* **What the task asks**
Using the records that follow, copy every line containing the word "data".

* **Supplied information**
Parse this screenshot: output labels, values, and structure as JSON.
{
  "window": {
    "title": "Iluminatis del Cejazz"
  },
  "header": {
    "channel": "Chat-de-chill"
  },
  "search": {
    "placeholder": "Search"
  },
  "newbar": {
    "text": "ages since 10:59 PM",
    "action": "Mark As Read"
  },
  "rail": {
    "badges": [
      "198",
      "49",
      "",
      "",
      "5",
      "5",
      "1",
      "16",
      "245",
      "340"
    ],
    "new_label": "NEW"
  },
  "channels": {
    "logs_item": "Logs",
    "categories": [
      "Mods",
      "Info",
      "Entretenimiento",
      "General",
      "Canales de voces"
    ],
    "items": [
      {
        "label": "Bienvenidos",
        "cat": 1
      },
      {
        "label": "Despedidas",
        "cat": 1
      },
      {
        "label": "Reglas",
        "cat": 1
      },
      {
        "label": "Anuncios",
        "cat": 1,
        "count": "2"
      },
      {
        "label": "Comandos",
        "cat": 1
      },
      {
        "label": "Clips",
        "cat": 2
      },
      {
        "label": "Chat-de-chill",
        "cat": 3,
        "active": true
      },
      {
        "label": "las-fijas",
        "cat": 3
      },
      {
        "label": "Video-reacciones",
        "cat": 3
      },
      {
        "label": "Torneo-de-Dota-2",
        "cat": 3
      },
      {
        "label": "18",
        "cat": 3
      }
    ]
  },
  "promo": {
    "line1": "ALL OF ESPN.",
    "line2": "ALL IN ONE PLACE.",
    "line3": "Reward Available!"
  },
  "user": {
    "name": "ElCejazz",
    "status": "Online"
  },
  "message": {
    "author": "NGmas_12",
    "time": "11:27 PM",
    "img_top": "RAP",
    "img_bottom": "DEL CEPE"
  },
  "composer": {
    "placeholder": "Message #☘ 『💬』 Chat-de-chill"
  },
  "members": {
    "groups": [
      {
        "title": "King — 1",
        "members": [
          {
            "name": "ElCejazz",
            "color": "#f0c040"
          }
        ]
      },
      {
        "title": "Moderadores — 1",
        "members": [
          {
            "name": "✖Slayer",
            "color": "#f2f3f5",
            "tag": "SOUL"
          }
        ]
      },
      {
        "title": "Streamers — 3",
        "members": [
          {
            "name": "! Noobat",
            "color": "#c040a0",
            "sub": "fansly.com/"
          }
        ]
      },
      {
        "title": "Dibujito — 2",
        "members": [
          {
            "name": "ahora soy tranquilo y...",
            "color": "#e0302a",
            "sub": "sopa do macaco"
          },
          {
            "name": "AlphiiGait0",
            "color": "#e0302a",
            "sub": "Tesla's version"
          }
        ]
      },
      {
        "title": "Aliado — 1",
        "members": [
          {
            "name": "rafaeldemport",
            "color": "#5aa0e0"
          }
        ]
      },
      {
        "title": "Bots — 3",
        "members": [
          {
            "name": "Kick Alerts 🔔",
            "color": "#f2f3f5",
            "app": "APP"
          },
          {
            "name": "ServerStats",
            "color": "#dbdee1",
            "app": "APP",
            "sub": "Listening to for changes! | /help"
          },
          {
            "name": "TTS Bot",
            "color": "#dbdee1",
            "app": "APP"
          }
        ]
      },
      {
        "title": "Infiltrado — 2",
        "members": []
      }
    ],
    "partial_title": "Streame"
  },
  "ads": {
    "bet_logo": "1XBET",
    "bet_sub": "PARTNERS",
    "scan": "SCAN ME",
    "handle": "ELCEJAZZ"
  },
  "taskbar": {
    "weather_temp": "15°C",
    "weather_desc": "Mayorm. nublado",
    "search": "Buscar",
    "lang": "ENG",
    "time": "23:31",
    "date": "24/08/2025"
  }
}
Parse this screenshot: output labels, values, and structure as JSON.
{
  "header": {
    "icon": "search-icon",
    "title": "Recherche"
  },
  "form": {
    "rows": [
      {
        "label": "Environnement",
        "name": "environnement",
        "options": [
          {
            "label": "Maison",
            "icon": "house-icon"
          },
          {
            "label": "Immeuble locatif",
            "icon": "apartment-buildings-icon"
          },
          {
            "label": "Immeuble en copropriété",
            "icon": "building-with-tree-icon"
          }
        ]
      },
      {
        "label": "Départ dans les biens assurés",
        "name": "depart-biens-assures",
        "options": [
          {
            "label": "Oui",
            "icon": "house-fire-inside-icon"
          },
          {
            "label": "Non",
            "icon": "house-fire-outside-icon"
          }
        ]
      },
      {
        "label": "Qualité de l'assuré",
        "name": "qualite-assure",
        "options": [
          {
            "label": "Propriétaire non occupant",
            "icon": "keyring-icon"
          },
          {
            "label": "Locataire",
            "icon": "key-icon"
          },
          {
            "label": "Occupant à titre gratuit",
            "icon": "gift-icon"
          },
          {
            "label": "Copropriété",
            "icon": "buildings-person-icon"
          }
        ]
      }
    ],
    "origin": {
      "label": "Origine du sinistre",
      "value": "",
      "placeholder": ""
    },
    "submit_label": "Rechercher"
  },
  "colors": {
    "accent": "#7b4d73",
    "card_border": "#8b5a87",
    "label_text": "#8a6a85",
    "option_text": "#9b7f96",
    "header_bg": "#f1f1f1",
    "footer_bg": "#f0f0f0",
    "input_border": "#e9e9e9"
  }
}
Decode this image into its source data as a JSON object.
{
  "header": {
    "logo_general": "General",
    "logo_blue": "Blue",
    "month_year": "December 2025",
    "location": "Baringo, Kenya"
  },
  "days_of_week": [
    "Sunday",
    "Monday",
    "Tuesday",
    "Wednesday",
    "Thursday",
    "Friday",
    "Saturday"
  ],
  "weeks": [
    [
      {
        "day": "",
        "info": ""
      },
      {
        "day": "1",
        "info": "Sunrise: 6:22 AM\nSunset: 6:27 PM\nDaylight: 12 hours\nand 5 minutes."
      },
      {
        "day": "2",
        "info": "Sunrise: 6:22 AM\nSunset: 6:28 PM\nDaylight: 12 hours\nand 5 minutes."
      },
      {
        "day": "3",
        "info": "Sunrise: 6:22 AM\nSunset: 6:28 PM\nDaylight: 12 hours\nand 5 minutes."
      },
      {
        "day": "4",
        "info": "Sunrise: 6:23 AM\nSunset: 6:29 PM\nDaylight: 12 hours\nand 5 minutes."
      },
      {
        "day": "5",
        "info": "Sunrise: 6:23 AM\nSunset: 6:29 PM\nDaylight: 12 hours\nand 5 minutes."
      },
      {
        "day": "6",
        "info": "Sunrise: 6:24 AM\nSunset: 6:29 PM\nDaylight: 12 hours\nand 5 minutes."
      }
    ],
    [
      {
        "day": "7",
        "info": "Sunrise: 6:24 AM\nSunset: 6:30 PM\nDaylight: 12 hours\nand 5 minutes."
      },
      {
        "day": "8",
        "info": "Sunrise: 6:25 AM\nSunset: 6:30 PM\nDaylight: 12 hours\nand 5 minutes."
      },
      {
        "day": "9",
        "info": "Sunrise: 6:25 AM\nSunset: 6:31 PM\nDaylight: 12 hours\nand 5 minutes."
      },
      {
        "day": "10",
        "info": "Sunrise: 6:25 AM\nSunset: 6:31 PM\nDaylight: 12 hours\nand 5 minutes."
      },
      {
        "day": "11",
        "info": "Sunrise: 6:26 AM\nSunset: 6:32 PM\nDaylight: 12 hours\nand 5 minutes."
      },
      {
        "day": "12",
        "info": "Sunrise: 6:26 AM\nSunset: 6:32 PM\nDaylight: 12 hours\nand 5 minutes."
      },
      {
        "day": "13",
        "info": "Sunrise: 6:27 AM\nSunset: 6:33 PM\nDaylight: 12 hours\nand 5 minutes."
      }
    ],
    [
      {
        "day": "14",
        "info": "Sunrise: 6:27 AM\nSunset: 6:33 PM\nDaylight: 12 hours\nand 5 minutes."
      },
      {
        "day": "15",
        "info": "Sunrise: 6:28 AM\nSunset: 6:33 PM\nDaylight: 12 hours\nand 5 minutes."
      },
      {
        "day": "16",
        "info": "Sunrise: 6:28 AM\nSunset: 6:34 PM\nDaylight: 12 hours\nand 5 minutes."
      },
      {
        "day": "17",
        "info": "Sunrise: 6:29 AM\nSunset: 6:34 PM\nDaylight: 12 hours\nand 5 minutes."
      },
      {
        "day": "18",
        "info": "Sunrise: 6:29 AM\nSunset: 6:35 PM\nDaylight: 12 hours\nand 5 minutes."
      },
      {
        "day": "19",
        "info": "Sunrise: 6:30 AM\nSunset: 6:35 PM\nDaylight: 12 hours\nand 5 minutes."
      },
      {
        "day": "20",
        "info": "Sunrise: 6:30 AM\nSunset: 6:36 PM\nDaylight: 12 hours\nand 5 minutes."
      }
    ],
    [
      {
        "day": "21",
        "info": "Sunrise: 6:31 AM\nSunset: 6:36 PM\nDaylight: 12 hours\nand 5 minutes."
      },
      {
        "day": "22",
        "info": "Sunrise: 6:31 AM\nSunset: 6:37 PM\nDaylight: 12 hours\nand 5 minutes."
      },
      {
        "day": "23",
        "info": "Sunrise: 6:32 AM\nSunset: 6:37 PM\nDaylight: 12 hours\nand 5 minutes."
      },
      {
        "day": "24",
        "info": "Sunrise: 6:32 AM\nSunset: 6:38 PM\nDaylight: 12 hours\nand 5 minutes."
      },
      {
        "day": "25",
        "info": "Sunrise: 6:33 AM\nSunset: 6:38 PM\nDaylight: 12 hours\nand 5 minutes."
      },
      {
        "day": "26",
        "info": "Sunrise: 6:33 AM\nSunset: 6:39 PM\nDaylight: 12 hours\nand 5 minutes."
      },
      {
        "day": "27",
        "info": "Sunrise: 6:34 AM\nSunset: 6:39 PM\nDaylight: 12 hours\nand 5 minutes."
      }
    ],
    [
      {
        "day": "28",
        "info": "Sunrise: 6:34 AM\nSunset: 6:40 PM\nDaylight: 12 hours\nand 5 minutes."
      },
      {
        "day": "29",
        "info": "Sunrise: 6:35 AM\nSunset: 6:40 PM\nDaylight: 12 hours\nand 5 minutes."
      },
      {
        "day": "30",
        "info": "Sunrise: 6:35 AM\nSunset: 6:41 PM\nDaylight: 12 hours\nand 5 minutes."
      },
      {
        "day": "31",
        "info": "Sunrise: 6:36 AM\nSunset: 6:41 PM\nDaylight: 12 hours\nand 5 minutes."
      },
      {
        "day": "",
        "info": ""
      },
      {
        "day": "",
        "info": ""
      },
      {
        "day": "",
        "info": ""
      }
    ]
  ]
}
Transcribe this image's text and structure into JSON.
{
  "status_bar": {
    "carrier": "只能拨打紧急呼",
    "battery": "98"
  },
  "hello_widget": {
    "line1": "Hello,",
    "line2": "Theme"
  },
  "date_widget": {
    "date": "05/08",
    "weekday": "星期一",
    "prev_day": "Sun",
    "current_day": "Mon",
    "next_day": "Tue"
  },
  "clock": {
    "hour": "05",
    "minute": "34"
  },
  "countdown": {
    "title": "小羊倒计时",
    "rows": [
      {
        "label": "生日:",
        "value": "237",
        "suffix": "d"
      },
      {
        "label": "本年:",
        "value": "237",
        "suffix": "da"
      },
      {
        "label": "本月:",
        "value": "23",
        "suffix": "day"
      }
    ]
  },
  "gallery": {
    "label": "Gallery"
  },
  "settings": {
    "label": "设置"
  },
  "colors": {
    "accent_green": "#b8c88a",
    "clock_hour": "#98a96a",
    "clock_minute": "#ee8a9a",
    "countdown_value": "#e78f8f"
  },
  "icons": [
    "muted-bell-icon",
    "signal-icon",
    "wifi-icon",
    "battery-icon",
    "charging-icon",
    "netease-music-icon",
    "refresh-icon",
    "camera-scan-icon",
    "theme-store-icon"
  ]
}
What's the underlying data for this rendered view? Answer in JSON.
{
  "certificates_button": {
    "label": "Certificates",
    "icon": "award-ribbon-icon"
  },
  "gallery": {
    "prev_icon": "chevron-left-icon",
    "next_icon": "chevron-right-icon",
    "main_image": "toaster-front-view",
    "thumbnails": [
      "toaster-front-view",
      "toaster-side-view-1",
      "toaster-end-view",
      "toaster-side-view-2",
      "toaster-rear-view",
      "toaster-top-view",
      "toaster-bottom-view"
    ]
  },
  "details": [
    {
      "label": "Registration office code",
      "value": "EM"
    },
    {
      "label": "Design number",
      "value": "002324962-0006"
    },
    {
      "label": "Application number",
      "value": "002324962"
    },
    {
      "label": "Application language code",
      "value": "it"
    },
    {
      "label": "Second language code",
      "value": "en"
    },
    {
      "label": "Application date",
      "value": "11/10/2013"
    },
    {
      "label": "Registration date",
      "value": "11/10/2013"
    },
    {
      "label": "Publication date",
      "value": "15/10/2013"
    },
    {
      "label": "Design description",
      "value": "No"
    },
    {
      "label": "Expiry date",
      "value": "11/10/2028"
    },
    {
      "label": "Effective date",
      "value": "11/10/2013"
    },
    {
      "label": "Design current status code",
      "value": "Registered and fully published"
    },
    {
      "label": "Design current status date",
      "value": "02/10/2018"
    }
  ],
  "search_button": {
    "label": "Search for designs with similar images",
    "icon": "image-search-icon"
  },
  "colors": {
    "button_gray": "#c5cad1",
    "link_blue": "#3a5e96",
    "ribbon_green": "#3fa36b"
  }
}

* **The reply**
Decode this image into its source data as a JSON object.
What's the underlying data for this rendered view? Answer in JSON.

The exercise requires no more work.